--- START OF SUPPLIED DATA ---

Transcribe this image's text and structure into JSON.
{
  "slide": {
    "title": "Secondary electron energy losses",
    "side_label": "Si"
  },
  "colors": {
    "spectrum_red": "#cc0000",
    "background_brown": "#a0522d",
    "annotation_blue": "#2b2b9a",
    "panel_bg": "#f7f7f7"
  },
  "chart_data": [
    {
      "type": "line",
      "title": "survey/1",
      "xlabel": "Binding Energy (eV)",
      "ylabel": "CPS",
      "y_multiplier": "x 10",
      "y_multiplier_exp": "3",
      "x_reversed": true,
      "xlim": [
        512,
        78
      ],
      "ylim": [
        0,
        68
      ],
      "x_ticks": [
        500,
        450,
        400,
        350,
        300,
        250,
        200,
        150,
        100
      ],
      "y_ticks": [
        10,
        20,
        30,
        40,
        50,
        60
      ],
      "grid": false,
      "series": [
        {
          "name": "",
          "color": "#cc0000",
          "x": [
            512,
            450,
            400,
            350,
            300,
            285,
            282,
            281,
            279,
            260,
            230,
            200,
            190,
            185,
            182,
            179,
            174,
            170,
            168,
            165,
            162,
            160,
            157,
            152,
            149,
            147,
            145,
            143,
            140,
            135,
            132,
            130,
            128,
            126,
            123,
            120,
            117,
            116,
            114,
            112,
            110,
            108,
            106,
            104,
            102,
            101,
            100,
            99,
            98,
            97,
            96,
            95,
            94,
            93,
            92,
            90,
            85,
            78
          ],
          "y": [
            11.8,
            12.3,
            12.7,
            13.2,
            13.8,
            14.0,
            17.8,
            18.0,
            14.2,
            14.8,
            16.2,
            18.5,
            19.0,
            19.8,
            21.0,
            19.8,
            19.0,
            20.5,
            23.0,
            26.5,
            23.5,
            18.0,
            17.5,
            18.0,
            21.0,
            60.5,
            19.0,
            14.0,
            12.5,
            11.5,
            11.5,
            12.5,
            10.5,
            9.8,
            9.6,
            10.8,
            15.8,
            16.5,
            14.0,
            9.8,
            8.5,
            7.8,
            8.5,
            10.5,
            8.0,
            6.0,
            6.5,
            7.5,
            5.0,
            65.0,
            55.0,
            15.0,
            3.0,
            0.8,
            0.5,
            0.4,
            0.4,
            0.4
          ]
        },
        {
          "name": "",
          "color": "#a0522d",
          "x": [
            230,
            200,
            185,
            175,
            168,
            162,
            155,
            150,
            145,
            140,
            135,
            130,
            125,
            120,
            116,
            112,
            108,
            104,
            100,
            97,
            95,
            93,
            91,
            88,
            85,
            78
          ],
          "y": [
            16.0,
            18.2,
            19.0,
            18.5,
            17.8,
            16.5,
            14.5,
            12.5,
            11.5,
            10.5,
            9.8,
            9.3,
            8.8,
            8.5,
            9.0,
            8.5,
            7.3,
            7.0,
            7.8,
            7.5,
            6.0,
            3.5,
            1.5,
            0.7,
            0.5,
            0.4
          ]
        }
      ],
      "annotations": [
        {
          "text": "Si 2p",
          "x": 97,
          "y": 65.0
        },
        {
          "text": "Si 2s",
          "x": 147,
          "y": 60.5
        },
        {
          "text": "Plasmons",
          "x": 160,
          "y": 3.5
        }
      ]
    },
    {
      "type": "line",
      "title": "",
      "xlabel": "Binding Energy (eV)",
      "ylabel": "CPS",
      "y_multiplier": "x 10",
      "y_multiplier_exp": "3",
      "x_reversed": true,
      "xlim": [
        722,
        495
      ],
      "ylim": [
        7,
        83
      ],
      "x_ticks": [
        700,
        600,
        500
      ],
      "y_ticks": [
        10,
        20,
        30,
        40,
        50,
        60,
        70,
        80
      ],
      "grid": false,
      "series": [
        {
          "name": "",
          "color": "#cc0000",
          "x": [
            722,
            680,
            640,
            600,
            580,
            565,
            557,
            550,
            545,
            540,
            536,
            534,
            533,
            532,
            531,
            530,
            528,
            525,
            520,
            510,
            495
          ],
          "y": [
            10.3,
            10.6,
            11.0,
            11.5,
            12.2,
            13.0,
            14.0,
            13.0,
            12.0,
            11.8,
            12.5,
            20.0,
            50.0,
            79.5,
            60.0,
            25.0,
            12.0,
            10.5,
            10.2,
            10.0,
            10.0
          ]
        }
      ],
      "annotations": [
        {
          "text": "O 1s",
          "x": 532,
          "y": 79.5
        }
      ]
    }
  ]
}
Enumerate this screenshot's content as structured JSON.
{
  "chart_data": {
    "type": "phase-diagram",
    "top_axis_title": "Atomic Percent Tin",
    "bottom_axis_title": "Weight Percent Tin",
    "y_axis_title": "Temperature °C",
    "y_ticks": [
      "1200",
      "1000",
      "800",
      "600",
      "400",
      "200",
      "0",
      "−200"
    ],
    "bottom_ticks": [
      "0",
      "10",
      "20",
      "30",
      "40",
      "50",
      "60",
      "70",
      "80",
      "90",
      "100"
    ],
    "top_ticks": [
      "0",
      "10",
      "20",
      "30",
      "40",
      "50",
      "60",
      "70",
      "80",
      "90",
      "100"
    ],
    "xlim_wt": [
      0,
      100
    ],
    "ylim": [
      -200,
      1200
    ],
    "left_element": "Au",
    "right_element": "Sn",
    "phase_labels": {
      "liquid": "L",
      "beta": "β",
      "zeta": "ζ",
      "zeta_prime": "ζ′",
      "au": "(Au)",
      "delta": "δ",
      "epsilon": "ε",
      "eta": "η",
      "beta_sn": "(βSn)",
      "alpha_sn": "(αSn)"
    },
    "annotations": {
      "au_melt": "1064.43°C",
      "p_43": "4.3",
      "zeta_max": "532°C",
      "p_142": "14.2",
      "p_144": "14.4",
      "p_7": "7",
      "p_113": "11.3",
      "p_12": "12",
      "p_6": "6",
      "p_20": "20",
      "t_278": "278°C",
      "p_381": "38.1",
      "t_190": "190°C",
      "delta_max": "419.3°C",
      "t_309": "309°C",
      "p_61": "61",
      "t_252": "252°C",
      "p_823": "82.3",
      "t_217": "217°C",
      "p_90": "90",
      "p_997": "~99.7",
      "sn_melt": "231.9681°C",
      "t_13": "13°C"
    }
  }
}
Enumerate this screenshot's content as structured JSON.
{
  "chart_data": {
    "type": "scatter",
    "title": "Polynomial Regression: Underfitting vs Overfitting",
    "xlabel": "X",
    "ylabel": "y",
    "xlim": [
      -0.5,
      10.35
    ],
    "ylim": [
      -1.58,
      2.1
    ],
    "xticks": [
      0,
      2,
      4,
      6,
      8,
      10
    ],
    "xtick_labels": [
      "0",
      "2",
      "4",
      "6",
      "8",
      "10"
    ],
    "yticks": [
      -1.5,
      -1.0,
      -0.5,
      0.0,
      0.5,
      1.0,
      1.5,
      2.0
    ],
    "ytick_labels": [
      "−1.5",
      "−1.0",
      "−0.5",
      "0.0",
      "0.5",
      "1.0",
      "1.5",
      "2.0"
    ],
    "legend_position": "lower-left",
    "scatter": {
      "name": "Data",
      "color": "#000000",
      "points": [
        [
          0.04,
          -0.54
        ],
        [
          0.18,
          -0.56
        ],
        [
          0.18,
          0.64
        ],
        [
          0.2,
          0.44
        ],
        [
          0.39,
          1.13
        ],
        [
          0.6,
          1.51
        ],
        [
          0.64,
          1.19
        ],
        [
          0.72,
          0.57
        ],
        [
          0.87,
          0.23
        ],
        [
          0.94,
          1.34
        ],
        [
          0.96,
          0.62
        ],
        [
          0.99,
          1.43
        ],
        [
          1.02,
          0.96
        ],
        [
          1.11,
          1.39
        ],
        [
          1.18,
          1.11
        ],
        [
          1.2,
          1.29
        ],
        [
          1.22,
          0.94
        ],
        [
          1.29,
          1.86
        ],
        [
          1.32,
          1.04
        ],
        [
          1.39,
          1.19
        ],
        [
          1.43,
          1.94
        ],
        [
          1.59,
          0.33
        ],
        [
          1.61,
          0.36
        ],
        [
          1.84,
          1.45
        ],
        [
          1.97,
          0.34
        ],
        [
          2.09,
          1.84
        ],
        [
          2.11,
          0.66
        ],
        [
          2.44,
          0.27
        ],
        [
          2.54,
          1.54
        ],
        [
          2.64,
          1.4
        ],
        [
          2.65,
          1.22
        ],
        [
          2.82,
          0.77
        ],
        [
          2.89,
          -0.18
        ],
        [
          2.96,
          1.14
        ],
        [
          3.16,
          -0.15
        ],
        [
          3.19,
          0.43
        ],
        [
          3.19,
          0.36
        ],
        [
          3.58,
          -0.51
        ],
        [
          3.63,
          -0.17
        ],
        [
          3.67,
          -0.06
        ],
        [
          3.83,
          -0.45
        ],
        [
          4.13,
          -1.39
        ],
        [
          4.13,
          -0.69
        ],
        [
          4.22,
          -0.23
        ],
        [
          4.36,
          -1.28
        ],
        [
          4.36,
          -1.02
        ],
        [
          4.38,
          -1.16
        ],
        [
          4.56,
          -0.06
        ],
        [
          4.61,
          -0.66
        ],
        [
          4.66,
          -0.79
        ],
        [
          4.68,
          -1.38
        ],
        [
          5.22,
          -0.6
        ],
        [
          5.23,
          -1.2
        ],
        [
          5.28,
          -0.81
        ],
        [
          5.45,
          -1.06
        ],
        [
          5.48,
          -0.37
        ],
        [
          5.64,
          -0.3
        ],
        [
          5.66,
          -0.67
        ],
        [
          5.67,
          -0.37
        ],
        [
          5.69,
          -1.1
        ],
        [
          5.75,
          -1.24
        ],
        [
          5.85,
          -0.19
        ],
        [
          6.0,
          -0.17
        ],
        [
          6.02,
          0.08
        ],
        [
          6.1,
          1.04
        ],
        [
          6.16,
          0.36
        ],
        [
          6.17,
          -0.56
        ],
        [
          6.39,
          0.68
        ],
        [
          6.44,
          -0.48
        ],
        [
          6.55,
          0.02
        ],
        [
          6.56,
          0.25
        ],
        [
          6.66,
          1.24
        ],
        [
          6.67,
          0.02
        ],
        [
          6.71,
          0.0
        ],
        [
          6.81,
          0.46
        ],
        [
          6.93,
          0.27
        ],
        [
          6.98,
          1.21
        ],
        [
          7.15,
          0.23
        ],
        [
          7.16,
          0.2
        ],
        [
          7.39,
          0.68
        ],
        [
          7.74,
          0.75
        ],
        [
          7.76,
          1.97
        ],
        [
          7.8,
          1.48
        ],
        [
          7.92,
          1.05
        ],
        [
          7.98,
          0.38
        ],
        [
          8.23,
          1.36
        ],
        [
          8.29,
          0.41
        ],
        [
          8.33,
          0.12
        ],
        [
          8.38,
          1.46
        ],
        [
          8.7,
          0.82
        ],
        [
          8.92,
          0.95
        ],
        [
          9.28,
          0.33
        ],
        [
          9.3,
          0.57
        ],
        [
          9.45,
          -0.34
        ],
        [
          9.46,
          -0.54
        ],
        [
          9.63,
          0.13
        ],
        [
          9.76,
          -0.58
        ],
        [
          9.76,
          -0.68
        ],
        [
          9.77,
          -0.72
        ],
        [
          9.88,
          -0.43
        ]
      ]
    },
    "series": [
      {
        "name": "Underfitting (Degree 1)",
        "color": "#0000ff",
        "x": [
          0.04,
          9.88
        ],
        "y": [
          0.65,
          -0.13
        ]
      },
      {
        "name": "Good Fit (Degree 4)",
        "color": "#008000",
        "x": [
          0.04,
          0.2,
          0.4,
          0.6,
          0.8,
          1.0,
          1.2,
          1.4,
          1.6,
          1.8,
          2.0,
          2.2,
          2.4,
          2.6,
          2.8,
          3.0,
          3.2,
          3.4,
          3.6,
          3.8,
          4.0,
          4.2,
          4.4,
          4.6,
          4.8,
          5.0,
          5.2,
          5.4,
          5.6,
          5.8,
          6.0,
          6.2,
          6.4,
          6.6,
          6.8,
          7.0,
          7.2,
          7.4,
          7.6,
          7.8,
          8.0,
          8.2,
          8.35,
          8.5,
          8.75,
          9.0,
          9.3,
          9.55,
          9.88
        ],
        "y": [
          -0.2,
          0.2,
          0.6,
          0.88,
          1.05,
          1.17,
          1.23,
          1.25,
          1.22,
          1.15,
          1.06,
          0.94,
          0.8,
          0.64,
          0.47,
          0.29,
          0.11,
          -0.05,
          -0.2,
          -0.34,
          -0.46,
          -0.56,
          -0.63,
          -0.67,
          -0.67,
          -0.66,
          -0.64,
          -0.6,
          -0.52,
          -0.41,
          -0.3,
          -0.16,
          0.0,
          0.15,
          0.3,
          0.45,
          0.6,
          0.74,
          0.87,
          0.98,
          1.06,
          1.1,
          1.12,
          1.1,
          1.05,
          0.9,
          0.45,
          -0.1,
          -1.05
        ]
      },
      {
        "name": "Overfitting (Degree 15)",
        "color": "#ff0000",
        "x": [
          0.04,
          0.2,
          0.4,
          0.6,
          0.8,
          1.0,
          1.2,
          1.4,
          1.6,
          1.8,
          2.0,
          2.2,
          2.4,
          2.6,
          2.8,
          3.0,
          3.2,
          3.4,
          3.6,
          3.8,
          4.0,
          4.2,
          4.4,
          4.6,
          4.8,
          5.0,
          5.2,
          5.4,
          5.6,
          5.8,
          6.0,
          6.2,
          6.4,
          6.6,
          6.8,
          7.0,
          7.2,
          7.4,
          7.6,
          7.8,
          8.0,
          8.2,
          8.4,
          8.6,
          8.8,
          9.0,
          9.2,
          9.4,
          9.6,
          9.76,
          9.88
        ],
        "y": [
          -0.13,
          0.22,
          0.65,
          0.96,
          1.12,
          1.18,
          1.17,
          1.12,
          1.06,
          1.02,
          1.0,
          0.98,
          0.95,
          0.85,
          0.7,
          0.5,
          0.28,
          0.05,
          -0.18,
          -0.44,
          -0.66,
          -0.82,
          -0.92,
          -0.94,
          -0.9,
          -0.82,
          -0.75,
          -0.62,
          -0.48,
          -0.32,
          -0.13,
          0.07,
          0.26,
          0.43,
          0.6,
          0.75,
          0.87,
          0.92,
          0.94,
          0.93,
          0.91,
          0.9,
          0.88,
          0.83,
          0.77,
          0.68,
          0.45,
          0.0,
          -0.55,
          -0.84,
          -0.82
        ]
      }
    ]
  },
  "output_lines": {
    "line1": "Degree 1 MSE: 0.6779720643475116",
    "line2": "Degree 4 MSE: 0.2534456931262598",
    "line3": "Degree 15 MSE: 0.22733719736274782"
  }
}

--- END OF SUPPLIED DATA ---

WHAT TO WORK ON: Give the number of lines that carry the word "text", with nothing added.

WORKED SOLUTION: 5